● **STATED PROBLEM**
Write out the entries below once more, exactly.

--------------------

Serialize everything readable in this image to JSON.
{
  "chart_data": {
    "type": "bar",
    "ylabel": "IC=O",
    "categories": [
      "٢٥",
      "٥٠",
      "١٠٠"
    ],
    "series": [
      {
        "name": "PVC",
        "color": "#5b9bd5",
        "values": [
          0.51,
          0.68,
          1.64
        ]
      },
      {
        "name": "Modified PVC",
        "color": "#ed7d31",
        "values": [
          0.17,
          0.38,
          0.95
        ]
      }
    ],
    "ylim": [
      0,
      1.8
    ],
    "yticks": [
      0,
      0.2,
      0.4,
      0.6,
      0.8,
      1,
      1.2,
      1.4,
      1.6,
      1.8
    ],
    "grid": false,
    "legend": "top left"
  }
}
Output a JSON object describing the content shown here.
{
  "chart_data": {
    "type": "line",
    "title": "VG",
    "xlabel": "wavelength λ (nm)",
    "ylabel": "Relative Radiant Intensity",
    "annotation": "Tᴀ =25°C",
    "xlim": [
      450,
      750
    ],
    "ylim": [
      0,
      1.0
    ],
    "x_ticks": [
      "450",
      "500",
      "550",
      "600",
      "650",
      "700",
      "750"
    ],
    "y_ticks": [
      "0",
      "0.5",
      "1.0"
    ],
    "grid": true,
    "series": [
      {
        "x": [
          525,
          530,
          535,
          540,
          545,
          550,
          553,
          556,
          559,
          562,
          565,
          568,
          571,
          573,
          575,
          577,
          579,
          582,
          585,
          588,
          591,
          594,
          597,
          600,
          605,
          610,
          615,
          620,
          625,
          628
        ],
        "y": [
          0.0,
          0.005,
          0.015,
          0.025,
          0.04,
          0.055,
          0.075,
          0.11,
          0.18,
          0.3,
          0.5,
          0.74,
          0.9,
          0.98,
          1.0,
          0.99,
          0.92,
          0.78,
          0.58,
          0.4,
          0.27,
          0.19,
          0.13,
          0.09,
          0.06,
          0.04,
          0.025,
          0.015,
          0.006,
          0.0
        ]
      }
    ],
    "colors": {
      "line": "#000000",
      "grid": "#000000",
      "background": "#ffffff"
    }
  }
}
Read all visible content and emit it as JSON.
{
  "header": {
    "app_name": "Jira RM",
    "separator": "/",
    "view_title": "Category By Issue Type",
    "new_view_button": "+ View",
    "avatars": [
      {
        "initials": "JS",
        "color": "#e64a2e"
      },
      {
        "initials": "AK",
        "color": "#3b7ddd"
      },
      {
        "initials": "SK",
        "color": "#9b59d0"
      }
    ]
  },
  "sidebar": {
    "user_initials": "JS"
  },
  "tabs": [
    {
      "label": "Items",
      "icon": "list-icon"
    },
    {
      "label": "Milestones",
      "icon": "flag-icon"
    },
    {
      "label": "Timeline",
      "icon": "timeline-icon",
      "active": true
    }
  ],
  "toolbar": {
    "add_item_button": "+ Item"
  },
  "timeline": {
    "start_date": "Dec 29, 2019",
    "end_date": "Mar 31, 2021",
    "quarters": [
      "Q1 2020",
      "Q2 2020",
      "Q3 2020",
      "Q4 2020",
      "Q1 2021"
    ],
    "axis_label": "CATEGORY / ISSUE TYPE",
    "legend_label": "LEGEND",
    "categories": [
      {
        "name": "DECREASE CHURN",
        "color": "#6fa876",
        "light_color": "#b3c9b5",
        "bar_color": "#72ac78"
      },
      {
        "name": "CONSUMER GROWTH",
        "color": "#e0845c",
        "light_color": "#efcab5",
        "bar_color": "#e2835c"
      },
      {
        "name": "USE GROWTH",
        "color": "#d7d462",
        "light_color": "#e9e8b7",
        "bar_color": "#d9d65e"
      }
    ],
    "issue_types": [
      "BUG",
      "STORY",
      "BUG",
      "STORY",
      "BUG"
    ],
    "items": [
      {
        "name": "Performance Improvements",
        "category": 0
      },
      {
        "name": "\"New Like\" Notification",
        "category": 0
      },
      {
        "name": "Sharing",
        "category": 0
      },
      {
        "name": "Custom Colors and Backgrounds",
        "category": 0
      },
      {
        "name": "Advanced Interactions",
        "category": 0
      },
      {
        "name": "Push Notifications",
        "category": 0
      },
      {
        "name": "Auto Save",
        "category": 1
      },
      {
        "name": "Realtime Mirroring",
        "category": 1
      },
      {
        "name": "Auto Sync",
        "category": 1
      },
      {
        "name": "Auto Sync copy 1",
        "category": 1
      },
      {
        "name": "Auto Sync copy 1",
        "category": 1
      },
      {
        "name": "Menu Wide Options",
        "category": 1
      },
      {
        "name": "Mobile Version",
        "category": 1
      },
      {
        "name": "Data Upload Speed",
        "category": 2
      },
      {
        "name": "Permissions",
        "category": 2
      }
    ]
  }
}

--------------------

● **OUTPUT OF THE TASK**
Serialize everything readable in this image to JSON.
{
  "chart_data": {
    "type": "bar",
    "ylabel": "IC=O",
    "categories": [
      "٢٥",
      "٥٠",
      "١٠٠"
    ],
    "series": [
      {
        "name": "PVC",
        "color": "#5b9bd5",
        "values": [
          0.51,
          0.68,
          1.64
        ]
      },
      {
        "name": "Modified PVC",
        "color": "#ed7d31",
        "values": [
          0.17,
          0.38,
          0.95
        ]
      }
    ],
    "ylim": [
      0,
      1.8
    ],
    "yticks": [
      0,
      0.2,
      0.4,
      0.6,
      0.8,
      1,
      1.2,
      1.4,
      1.6,
      1.8
    ],
    "grid": false,
    "legend": "top left"
  }
}
Output a JSON object describing the content shown here.
{
  "chart_data": {
    "type": "line",
    "title": "VG",
    "xlabel": "wavelength λ (nm)",
    "ylabel": "Relative Radiant Intensity",
    "annotation": "Tᴀ =25°C",
    "xlim": [
      450,
      750
    ],
    "ylim": [
      0,
      1.0
    ],
    "x_ticks": [
      "450",
      "500",
      "550",
      "600",
      "650",
      "700",
      "750"
    ],
    "y_ticks": [
      "0",
      "0.5",
      "1.0"
    ],
    "grid": true,
    "series": [
      {
        "x": [
          525,
          530,
          535,
          540,
          545,
          550,
          553,
          556,
          559,
          562,
          565,
          568,
          571,
          573,
          575,
          577,
          579,
          582,
          585,
          588,
          591,
          594,
          597,
          600,
          605,
          610,
          615,
          620,
          625,
          628
        ],
        "y": [
          0.0,
          0.005,
          0.015,
          0.025,
          0.04,
          0.055,
          0.075,
          0.11,
          0.18,
          0.3,
          0.5,
          0.74,
          0.9,
          0.98,
          1.0,
          0.99,
          0.92,
          0.78,
          0.58,
          0.4,
          0.27,
          0.19,
          0.13,
          0.09,
          0.06,
          0.04,
          0.025,
          0.015,
          0.006,
          0.0
        ]
      }
    ],
    "colors": {
      "line": "#000000",
      "grid": "#000000",
      "background": "#ffffff"
    }
  }
}
Read all visible content and emit it as JSON.
{
  "header": {
    "app_name": "Jira RM",
    "separator": "/",
    "view_title": "Category By Issue Type",
    "new_view_button": "+ View",
    "avatars": [
      {
        "initials": "JS",
        "color": "#e64a2e"
      },
      {
        "initials": "AK",
        "color": "#3b7ddd"
      },
      {
        "initials": "SK",
        "color": "#9b59d0"
      }
    ]
  },
  "sidebar": {
    "user_initials": "JS"
  },
  "tabs": [
    {
      "label": "Items",
      "icon": "list-icon"
    },
    {
      "label": "Milestones",
      "icon": "flag-icon"
    },
    {
      "label": "Timeline",
      "icon": "timeline-icon",
      "active": true
    }
  ],
  "toolbar": {
    "add_item_button": "+ Item"
  },
  "timeline": {
    "start_date": "Dec 29, 2019",
    "end_date": "Mar 31, 2021",
    "quarters": [
      "Q1 2020",
      "Q2 2020",
      "Q3 2020",
      "Q4 2020",
      "Q1 2021"
    ],
    "axis_label": "CATEGORY / ISSUE TYPE",
    "legend_label": "LEGEND",
    "categories": [
      {
        "name": "DECREASE CHURN",
        "color": "#6fa876",
        "light_color": "#b3c9b5",
        "bar_color": "#72ac78"
      },
      {
        "name": "CONSUMER GROWTH",
        "color": "#e0845c",
        "light_color": "#efcab5",
        "bar_color": "#e2835c"
      },
      {
        "name": "USE GROWTH",
        "color": "#d7d462",
        "light_color": "#e9e8b7",
        "bar_color": "#d9d65e"
      }
    ],
    "issue_types": [
      "BUG",
      "STORY",
      "BUG",
      "STORY",
      "BUG"
    ],
    "items": [
      {
        "name": "Performance Improvements",
        "category": 0
      },
      {
        "name": "\"New Like\" Notification",
        "category": 0
      },
      {
        "name": "Sharing",
        "category": 0
      },
      {
        "name": "Custom Colors and Backgrounds",
        "category": 0
      },
      {
        "name": "Advanced Interactions",
        "category": 0
      },
      {
        "name": "Push Notifications",
        "category": 0
      },
      {
        "name": "Auto Save",
        "category": 1
      },
      {
        "name": "Realtime Mirroring",
        "category": 1
      },
      {
        "name": "Auto Sync",
        "category": 1
      },
      {
        "name": "Auto Sync copy 1",
        "category": 1
      },
      {
        "name": "Auto Sync copy 1",
        "category": 1
      },
      {
        "name": "Menu Wide Options",
        "category": 1
      },
      {
        "name": "Mobile Version",
        "category": 1
      },
      {
        "name": "Data Upload Speed",
        "category": 2
      },
      {
        "name": "Permissions",
        "category": 2
      }
    ]
  }
}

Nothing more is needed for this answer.